▶ **WORK TO DO**:
Copy out the listing exactly.

▶ **LISTED ENTRIES**:
▬▬▬

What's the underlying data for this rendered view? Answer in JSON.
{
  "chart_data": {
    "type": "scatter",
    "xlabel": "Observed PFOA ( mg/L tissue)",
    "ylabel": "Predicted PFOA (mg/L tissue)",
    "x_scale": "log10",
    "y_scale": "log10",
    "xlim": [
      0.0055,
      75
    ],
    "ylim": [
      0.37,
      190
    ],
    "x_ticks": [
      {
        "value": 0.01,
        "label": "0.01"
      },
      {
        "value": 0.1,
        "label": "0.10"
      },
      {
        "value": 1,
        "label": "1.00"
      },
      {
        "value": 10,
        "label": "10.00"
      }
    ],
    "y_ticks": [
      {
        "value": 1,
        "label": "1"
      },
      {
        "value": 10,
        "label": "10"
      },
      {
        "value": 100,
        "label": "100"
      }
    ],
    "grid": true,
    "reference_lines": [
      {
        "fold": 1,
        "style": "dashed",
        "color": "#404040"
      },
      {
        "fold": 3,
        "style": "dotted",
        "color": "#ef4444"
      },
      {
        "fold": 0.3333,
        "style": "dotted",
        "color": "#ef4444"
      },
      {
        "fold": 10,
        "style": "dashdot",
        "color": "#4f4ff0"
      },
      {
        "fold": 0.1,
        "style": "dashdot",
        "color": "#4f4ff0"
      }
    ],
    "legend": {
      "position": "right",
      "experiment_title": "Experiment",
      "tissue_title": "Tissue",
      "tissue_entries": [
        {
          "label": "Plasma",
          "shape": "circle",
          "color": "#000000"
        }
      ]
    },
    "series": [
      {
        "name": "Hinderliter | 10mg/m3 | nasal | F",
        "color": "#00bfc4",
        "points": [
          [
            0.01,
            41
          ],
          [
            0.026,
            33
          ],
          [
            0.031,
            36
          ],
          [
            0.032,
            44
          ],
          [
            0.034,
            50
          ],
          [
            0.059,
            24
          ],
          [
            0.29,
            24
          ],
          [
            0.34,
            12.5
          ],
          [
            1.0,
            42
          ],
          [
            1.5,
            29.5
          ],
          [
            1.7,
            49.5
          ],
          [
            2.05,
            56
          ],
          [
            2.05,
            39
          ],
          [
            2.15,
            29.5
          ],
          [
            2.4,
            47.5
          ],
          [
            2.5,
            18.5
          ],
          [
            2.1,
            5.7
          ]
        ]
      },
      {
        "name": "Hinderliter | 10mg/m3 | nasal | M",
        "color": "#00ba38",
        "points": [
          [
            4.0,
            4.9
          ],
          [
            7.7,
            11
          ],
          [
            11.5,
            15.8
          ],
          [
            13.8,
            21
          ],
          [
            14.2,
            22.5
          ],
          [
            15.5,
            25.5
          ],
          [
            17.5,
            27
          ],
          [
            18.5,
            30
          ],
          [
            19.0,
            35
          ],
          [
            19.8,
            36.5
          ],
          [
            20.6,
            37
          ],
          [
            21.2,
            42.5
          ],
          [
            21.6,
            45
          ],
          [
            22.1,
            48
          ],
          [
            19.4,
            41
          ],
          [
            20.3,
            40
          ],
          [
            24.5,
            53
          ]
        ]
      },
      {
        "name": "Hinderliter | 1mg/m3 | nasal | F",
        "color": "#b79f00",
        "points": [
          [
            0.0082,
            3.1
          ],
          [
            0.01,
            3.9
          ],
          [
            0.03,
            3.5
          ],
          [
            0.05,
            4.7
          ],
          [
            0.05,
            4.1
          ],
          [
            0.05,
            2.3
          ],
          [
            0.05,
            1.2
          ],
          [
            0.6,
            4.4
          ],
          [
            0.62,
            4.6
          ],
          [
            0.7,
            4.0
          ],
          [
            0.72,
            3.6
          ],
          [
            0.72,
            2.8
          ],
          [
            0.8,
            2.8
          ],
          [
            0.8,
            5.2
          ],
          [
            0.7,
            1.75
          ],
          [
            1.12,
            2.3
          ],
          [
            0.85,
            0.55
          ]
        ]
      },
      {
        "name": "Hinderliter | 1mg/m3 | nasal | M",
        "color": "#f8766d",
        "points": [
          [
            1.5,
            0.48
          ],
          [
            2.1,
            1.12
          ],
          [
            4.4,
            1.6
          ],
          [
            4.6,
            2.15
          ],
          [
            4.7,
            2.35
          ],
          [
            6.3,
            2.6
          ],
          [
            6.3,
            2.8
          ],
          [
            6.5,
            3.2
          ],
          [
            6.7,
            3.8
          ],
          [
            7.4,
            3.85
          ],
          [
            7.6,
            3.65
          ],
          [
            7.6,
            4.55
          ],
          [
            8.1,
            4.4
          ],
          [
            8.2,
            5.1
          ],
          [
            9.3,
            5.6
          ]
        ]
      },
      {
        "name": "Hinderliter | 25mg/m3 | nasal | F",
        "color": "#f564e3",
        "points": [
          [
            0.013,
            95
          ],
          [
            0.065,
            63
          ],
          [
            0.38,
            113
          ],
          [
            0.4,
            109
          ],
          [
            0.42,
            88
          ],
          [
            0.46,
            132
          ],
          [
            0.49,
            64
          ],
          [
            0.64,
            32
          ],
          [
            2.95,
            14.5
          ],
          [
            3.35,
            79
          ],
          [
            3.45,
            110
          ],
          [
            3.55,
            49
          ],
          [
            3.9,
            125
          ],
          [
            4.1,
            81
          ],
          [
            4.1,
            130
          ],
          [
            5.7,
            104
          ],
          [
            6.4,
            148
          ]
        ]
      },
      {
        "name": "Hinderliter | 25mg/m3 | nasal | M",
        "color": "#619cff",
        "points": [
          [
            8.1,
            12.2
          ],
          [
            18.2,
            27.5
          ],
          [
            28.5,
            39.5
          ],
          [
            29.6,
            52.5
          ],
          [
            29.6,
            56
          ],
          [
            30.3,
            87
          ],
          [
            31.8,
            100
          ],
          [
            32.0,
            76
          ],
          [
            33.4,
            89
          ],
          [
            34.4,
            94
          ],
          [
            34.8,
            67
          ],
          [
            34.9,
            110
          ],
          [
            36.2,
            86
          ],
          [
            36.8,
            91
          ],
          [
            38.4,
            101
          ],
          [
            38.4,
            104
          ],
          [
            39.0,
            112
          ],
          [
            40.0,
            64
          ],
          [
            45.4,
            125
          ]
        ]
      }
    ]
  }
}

▬▬▬

▶ **EXPECTED ANSWER**:
What's the underlying data for this rendered view? Answer in JSON.
{
  "chart_data": {
    "type": "scatter",
    "xlabel": "Observed PFOA ( mg/L tissue)",
    "ylabel": "Predicted PFOA (mg/L tissue)",
    "x_scale": "log10",
    "y_scale": "log10",
    "xlim": [
      0.0055,
      75
    ],
    "ylim": [
      0.37,
      190
    ],
    "x_ticks": [
      {
        "value": 0.01,
        "label": "0.01"
      },
      {
        "value": 0.1,
        "label": "0.10"
      },
      {
        "value": 1,
        "label": "1.00"
      },
      {
        "value": 10,
        "label": "10.00"
      }
    ],
    "y_ticks": [
      {
        "value": 1,
        "label": "1"
      },
      {
        "value": 10,
        "label": "10"
      },
      {
        "value": 100,
        "label": "100"
      }
    ],
    "grid": true,
    "reference_lines": [
      {
        "fold": 1,
        "style": "dashed",
        "color": "#404040"
      },
      {
        "fold": 3,
        "style": "dotted",
        "color": "#ef4444"
      },
      {
        "fold": 0.3333,
        "style": "dotted",
        "color": "#ef4444"
      },
      {
        "fold": 10,
        "style": "dashdot",
        "color": "#4f4ff0"
      },
      {
        "fold": 0.1,
        "style": "dashdot",
        "color": "#4f4ff0"
      }
    ],
    "legend": {
      "position": "right",
      "experiment_title": "Experiment",
      "tissue_title": "Tissue",
      "tissue_entries": [
        {
          "label": "Plasma",
          "shape": "circle",
          "color": "#000000"
        }
      ]
    },
    "series": [
      {
        "name": "Hinderliter | 10mg/m3 | nasal | F",
        "color": "#00bfc4",
        "points": [
          [
            0.01,
            41
          ],
          [
            0.026,
            33
          ],
          [
            0.031,
            36
          ],
          [
            0.032,
            44
          ],
          [
            0.034,
            50
          ],
          [
            0.059,
            24
          ],
          [
            0.29,
            24
          ],
          [
            0.34,
            12.5
          ],
          [
            1.0,
            42
          ],
          [
            1.5,
            29.5
          ],
          [
            1.7,
            49.5
          ],
          [
            2.05,
            56
          ],
          [
            2.05,
            39
          ],
          [
            2.15,
            29.5
          ],
          [
            2.4,
            47.5
          ],
          [
            2.5,
            18.5
          ],
          [
            2.1,
            5.7
          ]
        ]
      },
      {
        "name": "Hinderliter | 10mg/m3 | nasal | M",
        "color": "#00ba38",
        "points": [
          [
            4.0,
            4.9
          ],
          [
            7.7,
            11
          ],
          [
            11.5,
            15.8
          ],
          [
            13.8,
            21
          ],
          [
            14.2,
            22.5
          ],
          [
            15.5,
            25.5
          ],
          [
            17.5,
            27
          ],
          [
            18.5,
            30
          ],
          [
            19.0,
            35
          ],
          [
            19.8,
            36.5
          ],
          [
            20.6,
            37
          ],
          [
            21.2,
            42.5
          ],
          [
            21.6,
            45
          ],
          [
            22.1,
            48
          ],
          [
            19.4,
            41
          ],
          [
            20.3,
            40
          ],
          [
            24.5,
            53
          ]
        ]
      },
      {
        "name": "Hinderliter | 1mg/m3 | nasal | F",
        "color": "#b79f00",
        "points": [
          [
            0.0082,
            3.1
          ],
          [
            0.01,
            3.9
          ],
          [
            0.03,
            3.5
          ],
          [
            0.05,
            4.7
          ],
          [
            0.05,
            4.1
          ],
          [
            0.05,
            2.3
          ],
          [
            0.05,
            1.2
          ],
          [
            0.6,
            4.4
          ],
          [
            0.62,
            4.6
          ],
          [
            0.7,
            4.0
          ],
          [
            0.72,
            3.6
          ],
          [
            0.72,
            2.8
          ],
          [
            0.8,
            2.8
          ],
          [
            0.8,
            5.2
          ],
          [
            0.7,
            1.75
          ],
          [
            1.12,
            2.3
          ],
          [
            0.85,
            0.55
          ]
        ]
      },
      {
        "name": "Hinderliter | 1mg/m3 | nasal | M",
        "color": "#f8766d",
        "points": [
          [
            1.5,
            0.48
          ],
          [
            2.1,
            1.12
          ],
          [
            4.4,
            1.6
          ],
          [
            4.6,
            2.15
          ],
          [
            4.7,
            2.35
          ],
          [
            6.3,
            2.6
          ],
          [
            6.3,
            2.8
          ],
          [
            6.5,
            3.2
          ],
          [
            6.7,
            3.8
          ],
          [
            7.4,
            3.85
          ],
          [
            7.6,
            3.65
          ],
          [
            7.6,
            4.55
          ],
          [
            8.1,
            4.4
          ],
          [
            8.2,
            5.1
          ],
          [
            9.3,
            5.6
          ]
        ]
      },
      {
        "name": "Hinderliter | 25mg/m3 | nasal | F",
        "color": "#f564e3",
        "points": [
          [
            0.013,
            95
          ],
          [
            0.065,
            63
          ],
          [
            0.38,
            113
          ],
          [
            0.4,
            109
          ],
          [
            0.42,
            88
          ],
          [
            0.46,
            132
          ],
          [
            0.49,
            64
          ],
          [
            0.64,
            32
          ],
          [
            2.95,
            14.5
          ],
          [
            3.35,
            79
          ],
          [
            3.45,
            110
          ],
          [
            3.55,
            49
          ],
          [
            3.9,
            125
          ],
          [
            4.1,
            81
          ],
          [
            4.1,
            130
          ],
          [
            5.7,
            104
          ],
          [
            6.4,
            148
          ]
        ]
      },
      {
        "name": "Hinderliter | 25mg/m3 | nasal | M",
        "color": "#619cff",
        "points": [
          [
            8.1,
            12.2
          ],
          [
            18.2,
            27.5
          ],
          [
            28.5,
            39.5
          ],
          [
            29.6,
            52.5
          ],
          [
            29.6,
            56
          ],
          [
            30.3,
            87
          ],
          [
            31.8,
            100
          ],
          [
            32.0,
            76
          ],
          [
            33.4,
            89
          ],
          [
            34.4,
            94
          ],
          [
            34.8,
            67
          ],
          [
            34.9,
            110
          ],
          [
            36.2,
            86
          ],
          [
            36.8,
            91
          ],
          [
            38.4,
            101
          ],
          [
            38.4,
            104
          ],
          [
            39.0,
            112
          ],
          [
            40.0,
            64
          ],
          [
            45.4,
            125
          ]
        ]
      }
    ]
  }
}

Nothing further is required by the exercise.